*CHALLENGE:* Go through the records and show each line where the word "Planning" occurs.

*SOURCE DATA:*
____

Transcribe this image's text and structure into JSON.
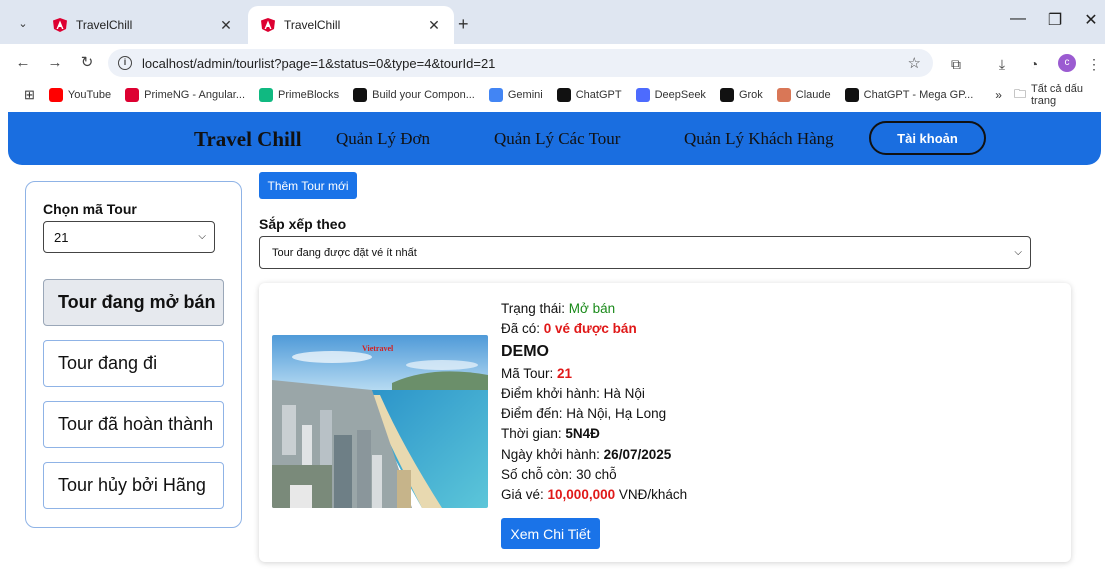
{
  "browser": {
    "tabs": [
      {
        "title": "TravelChill",
        "active": false
      },
      {
        "title": "TravelChill",
        "active": true
      }
    ],
    "url": "localhost/admin/tourlist?page=1&status=0&type=4&tourId=21",
    "profile_initial": "c",
    "bookmarks": [
      {
        "label": "YouTube",
        "color": "#ff0000"
      },
      {
        "label": "PrimeNG - Angular...",
        "color": "#dd0031"
      },
      {
        "label": "PrimeBlocks",
        "color": "#10b981"
      },
      {
        "label": "Build your Compon...",
        "color": "#111111"
      },
      {
        "label": "Gemini",
        "color": "#4285f4"
      },
      {
        "label": "ChatGPT",
        "color": "#111111"
      },
      {
        "label": "DeepSeek",
        "color": "#4d6bfe"
      },
      {
        "label": "Grok",
        "color": "#111111"
      },
      {
        "label": "Claude",
        "color": "#d97757"
      },
      {
        "label": "ChatGPT - Mega GP...",
        "color": "#111111"
      }
    ],
    "bookmarks_overflow": "»",
    "all_bookmarks": "Tất cả dấu trang"
  },
  "nav": {
    "brand": "Travel Chill",
    "links": [
      "Quản Lý Đơn",
      "Quản Lý Các Tour",
      "Quản Lý Khách Hàng"
    ],
    "account": "Tài khoản"
  },
  "sidebar": {
    "label": "Chọn mã Tour",
    "selected_tour": "21",
    "items": [
      {
        "label": "Tour đang mở bán",
        "active": true
      },
      {
        "label": "Tour đang đi",
        "active": false
      },
      {
        "label": "Tour đã hoàn thành",
        "active": false
      },
      {
        "label": "Tour hủy bởi Hãng",
        "active": false
      }
    ]
  },
  "main": {
    "add_button": "Thêm Tour mới",
    "sort_label": "Sắp xếp theo",
    "sort_value": "Tour đang được đặt vé ít nhất"
  },
  "tour": {
    "status_label": "Trạng thái: ",
    "status_value": "Mở bán",
    "sold_label": "Đã có: ",
    "sold_value": "0 vé được bán",
    "name": "DEMO",
    "code_label": "Mã Tour: ",
    "code_value": "21",
    "departure_label": "Điểm khởi hành: ",
    "departure_value": "Hà Nội",
    "destination_label": "Điểm đến: ",
    "destination_value": "Hà Nội, Hạ Long",
    "duration_label": "Thời gian: ",
    "duration_value": "5N4Đ",
    "start_date_label": "Ngày khởi hành: ",
    "start_date_value": "26/07/2025",
    "seats_label": "Số chỗ còn: ",
    "seats_value": "30 chỗ",
    "price_label": "Giá vé: ",
    "price_value": "10,000,000",
    "price_unit": " VNĐ/khách",
    "detail_button": "Xem Chi Tiết",
    "image_logo": "Vietravel"
  },
  "colors": {
    "nav_bg": "#1a6ee0",
    "primary_button": "#1a73e8",
    "status_green": "#1a8a1a",
    "highlight_red": "#e01818"
  }
}
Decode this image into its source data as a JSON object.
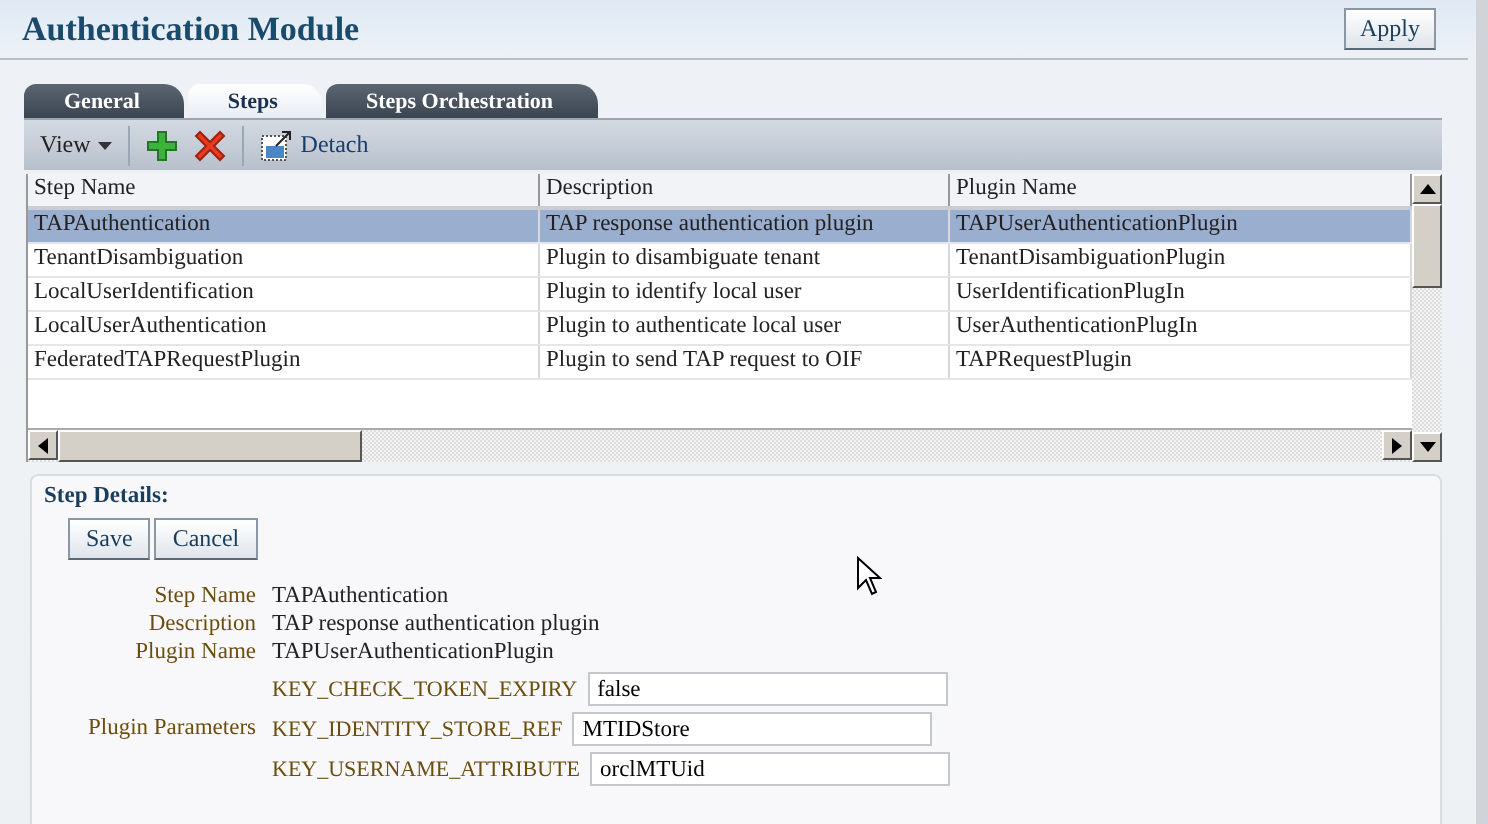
{
  "header": {
    "title": "Authentication Module",
    "apply_button": "Apply"
  },
  "tabs": [
    {
      "label": "General",
      "selected": false
    },
    {
      "label": "Steps",
      "selected": true
    },
    {
      "label": "Steps Orchestration",
      "selected": false
    }
  ],
  "toolbar": {
    "view_menu": "View",
    "detach_button": "Detach"
  },
  "table": {
    "columns": [
      "Step Name",
      "Description",
      "Plugin Name"
    ],
    "rows": [
      {
        "cells": [
          "TAPAuthentication",
          "TAP response authentication plugin",
          "TAPUserAuthenticationPlugin"
        ],
        "selected": true
      },
      {
        "cells": [
          "TenantDisambiguation",
          "Plugin to disambiguate tenant",
          "TenantDisambiguationPlugin"
        ],
        "selected": false
      },
      {
        "cells": [
          "LocalUserIdentification",
          "Plugin to identify local user",
          "UserIdentificationPlugIn"
        ],
        "selected": false
      },
      {
        "cells": [
          "LocalUserAuthentication",
          "Plugin to authenticate local user",
          "UserAuthenticationPlugIn"
        ],
        "selected": false
      },
      {
        "cells": [
          "FederatedTAPRequestPlugin",
          "Plugin to send TAP request to OIF",
          "TAPRequestPlugin"
        ],
        "selected": false
      }
    ]
  },
  "step_details": {
    "title": "Step Details:",
    "buttons": [
      "Save",
      "Cancel"
    ],
    "fields": [
      {
        "label": "Step Name",
        "value": "TAPAuthentication"
      },
      {
        "label": "Description",
        "value": "TAP response authentication plugin"
      },
      {
        "label": "Plugin Name",
        "value": "TAPUserAuthenticationPlugin"
      }
    ],
    "parameters_label": "Plugin Parameters",
    "parameters": [
      {
        "key": "KEY_CHECK_TOKEN_EXPIRY",
        "value": "false"
      },
      {
        "key": "KEY_IDENTITY_STORE_REF",
        "value": "MTIDStore"
      },
      {
        "key": "KEY_USERNAME_ATTRIBUTE",
        "value": "orclMTUid"
      }
    ]
  }
}
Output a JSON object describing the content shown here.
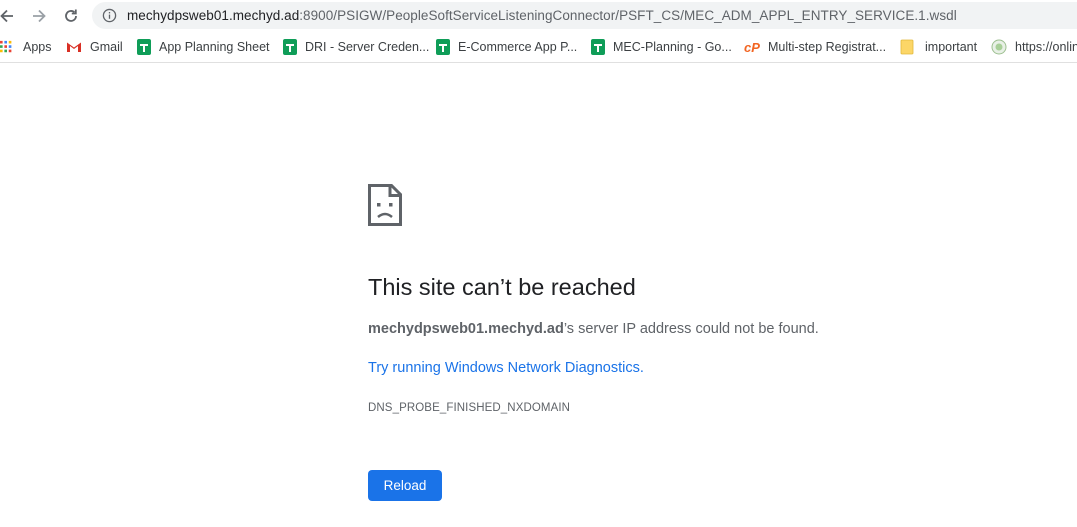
{
  "browser": {
    "url_host": "mechydpsweb01.mechyd.ad",
    "url_rest": ":8900/PSIGW/PeopleSoftServiceListeningConnector/PSFT_CS/MEC_ADM_APPL_ENTRY_SERVICE.1.wsdl"
  },
  "bookmarks": [
    {
      "label": "Apps",
      "icon": "apps-grid-icon"
    },
    {
      "label": "Gmail",
      "icon": "gmail-icon"
    },
    {
      "label": "App Planning Sheet",
      "icon": "sheets-icon"
    },
    {
      "label": "DRI - Server Creden...",
      "icon": "sheets-icon"
    },
    {
      "label": "E-Commerce App P...",
      "icon": "sheets-icon"
    },
    {
      "label": "MEC-Planning - Go...",
      "icon": "sheets-icon"
    },
    {
      "label": "Multi-step Registrat...",
      "icon": "codepen-cp-icon"
    },
    {
      "label": "important",
      "icon": "folder-icon"
    },
    {
      "label": "https://onlin",
      "icon": "globe-icon"
    }
  ],
  "error": {
    "title": "This site can’t be reached",
    "host": "mechydpsweb01.mechyd.ad",
    "message_suffix": "’s server IP address could not be found.",
    "diagnostics_link": "Try running Windows Network Diagnostics.",
    "code": "DNS_PROBE_FINISHED_NXDOMAIN",
    "reload_label": "Reload"
  },
  "colors": {
    "accent": "#1a73e8",
    "text": "#202124",
    "secondary_text": "#5f6368",
    "omnibox_bg": "#f1f3f4"
  }
}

____

*TASK SOLUTION:*
      "label": "App Planning Sheet",
      "label": "MEC-Planning - Go...",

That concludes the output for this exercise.